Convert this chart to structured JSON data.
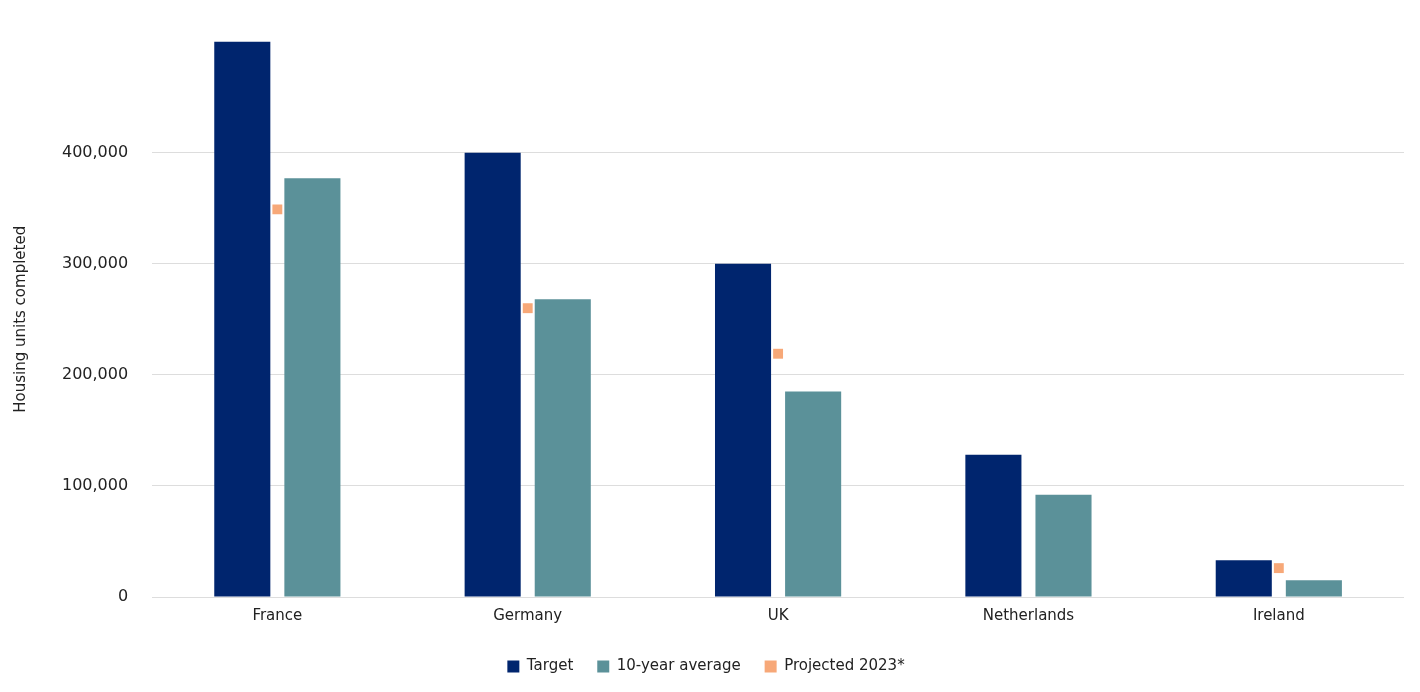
{
  "chart_data": {
    "type": "bar",
    "ylabel": "Housing units completed",
    "categories": [
      "France",
      "Germany",
      "UK",
      "Netherlands",
      "Ireland"
    ],
    "series": [
      {
        "name": "Target",
        "color": "#00256e",
        "values": [
          500000,
          400000,
          300000,
          128000,
          33000
        ]
      },
      {
        "name": "10-year average",
        "color": "#5b9199",
        "values": [
          377000,
          268000,
          185000,
          92000,
          15000
        ]
      },
      {
        "name": "Projected 2023*",
        "type": "scatter",
        "marker": "square",
        "color": "#f7a878",
        "x": [
          "France",
          "Germany",
          "UK",
          "Netherlands",
          "Ireland"
        ],
        "values": [
          349000,
          260000,
          219000,
          null,
          26000
        ]
      }
    ],
    "ylim": [
      0,
      500000
    ],
    "yticks": [
      0,
      {
        "value": 100000,
        "label": "100,000"
      },
      {
        "value": 200000,
        "label": "200,000"
      },
      {
        "value": 300000,
        "label": "300,000"
      },
      {
        "value": 400000,
        "label": "400,000"
      }
    ],
    "grid": "y",
    "legend": "bottom"
  }
}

::::

## Work required
Print every record above exactly as written, leaving out the pictures.

## Answer to this task
Convert this chart to structured JSON data.
{
  "chart_data": {
    "type": "bar",
    "ylabel": "Housing units completed",
    "categories": [
      "France",
      "Germany",
      "UK",
      "Netherlands",
      "Ireland"
    ],
    "series": [
      {
        "name": "Target",
        "color": "#00256e",
        "values": [
          500000,
          400000,
          300000,
          128000,
          33000
        ]
      },
      {
        "name": "10-year average",
        "color": "#5b9199",
        "values": [
          377000,
          268000,
          185000,
          92000,
          15000
        ]
      },
      {
        "name": "Projected 2023*",
        "type": "scatter",
        "marker": "square",
        "color": "#f7a878",
        "x": [
          "France",
          "Germany",
          "UK",
          "Netherlands",
          "Ireland"
        ],
        "values": [
          349000,
          260000,
          219000,
          null,
          26000
        ]
      }
    ],
    "ylim": [
      0,
      500000
    ],
    "yticks": [
      0,
      {
        "value": 100000,
        "label": "100,000"
      },
      {
        "value": 200000,
        "label": "200,000"
      },
      {
        "value": 300000,
        "label": "300,000"
      },
      {
        "value": 400000,
        "label": "400,000"
      }
    ],
    "grid": "y",
    "legend": "bottom"
  }
}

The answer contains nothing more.